** Begin Exercise materials **

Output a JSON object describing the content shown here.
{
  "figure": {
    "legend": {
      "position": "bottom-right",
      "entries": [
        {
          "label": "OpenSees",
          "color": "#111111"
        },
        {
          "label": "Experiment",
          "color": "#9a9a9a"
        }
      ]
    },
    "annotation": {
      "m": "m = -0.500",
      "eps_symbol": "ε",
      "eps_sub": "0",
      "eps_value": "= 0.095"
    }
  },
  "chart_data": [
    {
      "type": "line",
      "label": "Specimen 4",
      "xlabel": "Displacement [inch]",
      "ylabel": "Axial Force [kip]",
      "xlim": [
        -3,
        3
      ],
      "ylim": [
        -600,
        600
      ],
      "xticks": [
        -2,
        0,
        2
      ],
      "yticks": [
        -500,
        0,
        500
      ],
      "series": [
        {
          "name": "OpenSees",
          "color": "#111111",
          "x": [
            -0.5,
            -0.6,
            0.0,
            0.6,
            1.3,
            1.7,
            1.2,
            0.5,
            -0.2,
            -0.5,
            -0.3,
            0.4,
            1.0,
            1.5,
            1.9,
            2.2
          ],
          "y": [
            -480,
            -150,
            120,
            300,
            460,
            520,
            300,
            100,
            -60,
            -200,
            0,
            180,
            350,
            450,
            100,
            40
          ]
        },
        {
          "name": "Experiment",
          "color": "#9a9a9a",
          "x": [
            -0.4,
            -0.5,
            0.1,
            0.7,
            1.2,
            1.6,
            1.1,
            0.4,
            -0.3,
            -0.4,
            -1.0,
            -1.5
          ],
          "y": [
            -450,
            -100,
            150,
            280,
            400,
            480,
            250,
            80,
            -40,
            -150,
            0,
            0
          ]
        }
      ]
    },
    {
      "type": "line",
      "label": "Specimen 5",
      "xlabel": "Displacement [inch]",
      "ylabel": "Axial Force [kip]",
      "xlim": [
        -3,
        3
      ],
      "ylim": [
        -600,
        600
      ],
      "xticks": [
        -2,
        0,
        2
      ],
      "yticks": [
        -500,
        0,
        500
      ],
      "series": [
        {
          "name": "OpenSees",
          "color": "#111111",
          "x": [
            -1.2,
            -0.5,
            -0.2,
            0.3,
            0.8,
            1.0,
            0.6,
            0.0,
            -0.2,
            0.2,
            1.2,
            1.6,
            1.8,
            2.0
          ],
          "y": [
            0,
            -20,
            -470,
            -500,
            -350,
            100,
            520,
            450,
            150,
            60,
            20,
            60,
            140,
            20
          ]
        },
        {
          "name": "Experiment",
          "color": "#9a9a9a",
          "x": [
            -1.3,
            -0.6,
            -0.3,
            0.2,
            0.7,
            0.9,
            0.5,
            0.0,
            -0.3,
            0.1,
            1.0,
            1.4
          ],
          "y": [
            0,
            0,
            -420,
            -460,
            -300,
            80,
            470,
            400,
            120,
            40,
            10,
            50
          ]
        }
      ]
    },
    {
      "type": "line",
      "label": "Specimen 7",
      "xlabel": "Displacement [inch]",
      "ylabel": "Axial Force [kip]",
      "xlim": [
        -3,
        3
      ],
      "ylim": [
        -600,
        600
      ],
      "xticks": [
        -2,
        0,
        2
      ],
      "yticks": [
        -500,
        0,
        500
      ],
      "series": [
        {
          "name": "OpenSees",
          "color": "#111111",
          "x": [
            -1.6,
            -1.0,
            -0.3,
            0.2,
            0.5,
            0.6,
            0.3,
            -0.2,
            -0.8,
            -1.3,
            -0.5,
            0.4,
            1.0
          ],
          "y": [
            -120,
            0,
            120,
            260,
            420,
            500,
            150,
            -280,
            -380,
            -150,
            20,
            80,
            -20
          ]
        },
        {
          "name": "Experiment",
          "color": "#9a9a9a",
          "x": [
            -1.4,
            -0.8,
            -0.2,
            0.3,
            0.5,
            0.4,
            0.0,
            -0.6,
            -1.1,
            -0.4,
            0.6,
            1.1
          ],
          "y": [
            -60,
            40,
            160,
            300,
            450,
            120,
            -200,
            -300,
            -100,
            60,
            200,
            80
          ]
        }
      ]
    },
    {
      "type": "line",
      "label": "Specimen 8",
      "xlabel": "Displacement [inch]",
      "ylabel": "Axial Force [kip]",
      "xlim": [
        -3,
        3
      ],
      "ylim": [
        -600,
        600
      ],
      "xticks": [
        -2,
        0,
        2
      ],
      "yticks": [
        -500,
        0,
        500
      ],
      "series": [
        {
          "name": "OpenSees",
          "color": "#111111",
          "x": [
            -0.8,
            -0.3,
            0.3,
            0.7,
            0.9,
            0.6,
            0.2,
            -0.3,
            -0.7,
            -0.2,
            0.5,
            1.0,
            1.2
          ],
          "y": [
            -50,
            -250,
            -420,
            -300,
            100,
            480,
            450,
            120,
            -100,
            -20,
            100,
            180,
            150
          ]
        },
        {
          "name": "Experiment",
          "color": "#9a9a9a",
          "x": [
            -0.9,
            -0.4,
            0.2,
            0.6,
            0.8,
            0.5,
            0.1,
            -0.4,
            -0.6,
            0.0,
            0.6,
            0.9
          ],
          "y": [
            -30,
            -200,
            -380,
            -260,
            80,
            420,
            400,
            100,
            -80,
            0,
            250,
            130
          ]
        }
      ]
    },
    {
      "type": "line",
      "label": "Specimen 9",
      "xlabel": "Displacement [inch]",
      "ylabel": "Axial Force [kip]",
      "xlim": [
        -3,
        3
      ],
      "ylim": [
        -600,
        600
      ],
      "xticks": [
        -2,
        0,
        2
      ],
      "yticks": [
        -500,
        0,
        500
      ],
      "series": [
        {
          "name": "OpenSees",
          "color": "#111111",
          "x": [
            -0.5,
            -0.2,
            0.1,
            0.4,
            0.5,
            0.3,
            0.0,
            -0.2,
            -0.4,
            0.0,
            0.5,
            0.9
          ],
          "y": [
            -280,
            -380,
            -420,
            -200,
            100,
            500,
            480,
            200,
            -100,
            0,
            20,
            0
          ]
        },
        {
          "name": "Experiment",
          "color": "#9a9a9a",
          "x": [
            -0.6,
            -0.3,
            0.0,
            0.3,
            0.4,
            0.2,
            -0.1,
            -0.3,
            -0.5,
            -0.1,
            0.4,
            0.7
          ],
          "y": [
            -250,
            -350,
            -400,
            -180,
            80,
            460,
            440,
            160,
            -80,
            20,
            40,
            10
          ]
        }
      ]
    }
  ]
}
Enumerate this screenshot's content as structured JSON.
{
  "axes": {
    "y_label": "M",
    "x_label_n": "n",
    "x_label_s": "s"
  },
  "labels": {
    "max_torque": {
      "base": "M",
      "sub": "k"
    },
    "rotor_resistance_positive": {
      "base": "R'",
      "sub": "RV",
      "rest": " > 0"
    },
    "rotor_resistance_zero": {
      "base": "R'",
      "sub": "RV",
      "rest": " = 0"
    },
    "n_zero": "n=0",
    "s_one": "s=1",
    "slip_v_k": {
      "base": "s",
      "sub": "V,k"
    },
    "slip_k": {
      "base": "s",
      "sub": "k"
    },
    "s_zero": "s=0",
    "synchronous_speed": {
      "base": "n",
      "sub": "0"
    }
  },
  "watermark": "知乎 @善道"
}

** End Exercise materials **

-- Objective --
Using the data above, repeat every line exactly.

-- The solution --
Output a JSON object describing the content shown here.
{
  "figure": {
    "legend": {
      "position": "bottom-right",
      "entries": [
        {
          "label": "OpenSees",
          "color": "#111111"
        },
        {
          "label": "Experiment",
          "color": "#9a9a9a"
        }
      ]
    },
    "annotation": {
      "m": "m = -0.500",
      "eps_symbol": "ε",
      "eps_sub": "0",
      "eps_value": "= 0.095"
    }
  },
  "chart_data": [
    {
      "type": "line",
      "label": "Specimen 4",
      "xlabel": "Displacement [inch]",
      "ylabel": "Axial Force [kip]",
      "xlim": [
        -3,
        3
      ],
      "ylim": [
        -600,
        600
      ],
      "xticks": [
        -2,
        0,
        2
      ],
      "yticks": [
        -500,
        0,
        500
      ],
      "series": [
        {
          "name": "OpenSees",
          "color": "#111111",
          "x": [
            -0.5,
            -0.6,
            0.0,
            0.6,
            1.3,
            1.7,
            1.2,
            0.5,
            -0.2,
            -0.5,
            -0.3,
            0.4,
            1.0,
            1.5,
            1.9,
            2.2
          ],
          "y": [
            -480,
            -150,
            120,
            300,
            460,
            520,
            300,
            100,
            -60,
            -200,
            0,
            180,
            350,
            450,
            100,
            40
          ]
        },
        {
          "name": "Experiment",
          "color": "#9a9a9a",
          "x": [
            -0.4,
            -0.5,
            0.1,
            0.7,
            1.2,
            1.6,
            1.1,
            0.4,
            -0.3,
            -0.4,
            -1.0,
            -1.5
          ],
          "y": [
            -450,
            -100,
            150,
            280,
            400,
            480,
            250,
            80,
            -40,
            -150,
            0,
            0
          ]
        }
      ]
    },
    {
      "type": "line",
      "label": "Specimen 5",
      "xlabel": "Displacement [inch]",
      "ylabel": "Axial Force [kip]",
      "xlim": [
        -3,
        3
      ],
      "ylim": [
        -600,
        600
      ],
      "xticks": [
        -2,
        0,
        2
      ],
      "yticks": [
        -500,
        0,
        500
      ],
      "series": [
        {
          "name": "OpenSees",
          "color": "#111111",
          "x": [
            -1.2,
            -0.5,
            -0.2,
            0.3,
            0.8,
            1.0,
            0.6,
            0.0,
            -0.2,
            0.2,
            1.2,
            1.6,
            1.8,
            2.0
          ],
          "y": [
            0,
            -20,
            -470,
            -500,
            -350,
            100,
            520,
            450,
            150,
            60,
            20,
            60,
            140,
            20
          ]
        },
        {
          "name": "Experiment",
          "color": "#9a9a9a",
          "x": [
            -1.3,
            -0.6,
            -0.3,
            0.2,
            0.7,
            0.9,
            0.5,
            0.0,
            -0.3,
            0.1,
            1.0,
            1.4
          ],
          "y": [
            0,
            0,
            -420,
            -460,
            -300,
            80,
            470,
            400,
            120,
            40,
            10,
            50
          ]
        }
      ]
    },
    {
      "type": "line",
      "label": "Specimen 7",
      "xlabel": "Displacement [inch]",
      "ylabel": "Axial Force [kip]",
      "xlim": [
        -3,
        3
      ],
      "ylim": [
        -600,
        600
      ],
      "xticks": [
        -2,
        0,
        2
      ],
      "yticks": [
        -500,
        0,
        500
      ],
      "series": [
        {
          "name": "OpenSees",
          "color": "#111111",
          "x": [
            -1.6,
            -1.0,
            -0.3,
            0.2,
            0.5,
            0.6,
            0.3,
            -0.2,
            -0.8,
            -1.3,
            -0.5,
            0.4,
            1.0
          ],
          "y": [
            -120,
            0,
            120,
            260,
            420,
            500,
            150,
            -280,
            -380,
            -150,
            20,
            80,
            -20
          ]
        },
        {
          "name": "Experiment",
          "color": "#9a9a9a",
          "x": [
            -1.4,
            -0.8,
            -0.2,
            0.3,
            0.5,
            0.4,
            0.0,
            -0.6,
            -1.1,
            -0.4,
            0.6,
            1.1
          ],
          "y": [
            -60,
            40,
            160,
            300,
            450,
            120,
            -200,
            -300,
            -100,
            60,
            200,
            80
          ]
        }
      ]
    },
    {
      "type": "line",
      "label": "Specimen 8",
      "xlabel": "Displacement [inch]",
      "ylabel": "Axial Force [kip]",
      "xlim": [
        -3,
        3
      ],
      "ylim": [
        -600,
        600
      ],
      "xticks": [
        -2,
        0,
        2
      ],
      "yticks": [
        -500,
        0,
        500
      ],
      "series": [
        {
          "name": "OpenSees",
          "color": "#111111",
          "x": [
            -0.8,
            -0.3,
            0.3,
            0.7,
            0.9,
            0.6,
            0.2,
            -0.3,
            -0.7,
            -0.2,
            0.5,
            1.0,
            1.2
          ],
          "y": [
            -50,
            -250,
            -420,
            -300,
            100,
            480,
            450,
            120,
            -100,
            -20,
            100,
            180,
            150
          ]
        },
        {
          "name": "Experiment",
          "color": "#9a9a9a",
          "x": [
            -0.9,
            -0.4,
            0.2,
            0.6,
            0.8,
            0.5,
            0.1,
            -0.4,
            -0.6,
            0.0,
            0.6,
            0.9
          ],
          "y": [
            -30,
            -200,
            -380,
            -260,
            80,
            420,
            400,
            100,
            -80,
            0,
            250,
            130
          ]
        }
      ]
    },
    {
      "type": "line",
      "label": "Specimen 9",
      "xlabel": "Displacement [inch]",
      "ylabel": "Axial Force [kip]",
      "xlim": [
        -3,
        3
      ],
      "ylim": [
        -600,
        600
      ],
      "xticks": [
        -2,
        0,
        2
      ],
      "yticks": [
        -500,
        0,
        500
      ],
      "series": [
        {
          "name": "OpenSees",
          "color": "#111111",
          "x": [
            -0.5,
            -0.2,
            0.1,
            0.4,
            0.5,
            0.3,
            0.0,
            -0.2,
            -0.4,
            0.0,
            0.5,
            0.9
          ],
          "y": [
            -280,
            -380,
            -420,
            -200,
            100,
            500,
            480,
            200,
            -100,
            0,
            20,
            0
          ]
        },
        {
          "name": "Experiment",
          "color": "#9a9a9a",
          "x": [
            -0.6,
            -0.3,
            0.0,
            0.3,
            0.4,
            0.2,
            -0.1,
            -0.3,
            -0.5,
            -0.1,
            0.4,
            0.7
          ],
          "y": [
            -250,
            -350,
            -400,
            -180,
            80,
            460,
            440,
            160,
            -80,
            20,
            40,
            10
          ]
        }
      ]
    }
  ]
}
Enumerate this screenshot's content as structured JSON.
{
  "axes": {
    "y_label": "M",
    "x_label_n": "n",
    "x_label_s": "s"
  },
  "labels": {
    "max_torque": {
      "base": "M",
      "sub": "k"
    },
    "rotor_resistance_positive": {
      "base": "R'",
      "sub": "RV",
      "rest": " > 0"
    },
    "rotor_resistance_zero": {
      "base": "R'",
      "sub": "RV",
      "rest": " = 0"
    },
    "n_zero": "n=0",
    "s_one": "s=1",
    "slip_v_k": {
      "base": "s",
      "sub": "V,k"
    },
    "slip_k": {
      "base": "s",
      "sub": "k"
    },
    "s_zero": "s=0",
    "synchronous_speed": {
      "base": "n",
      "sub": "0"
    }
  },
  "watermark": "知乎 @善道"
}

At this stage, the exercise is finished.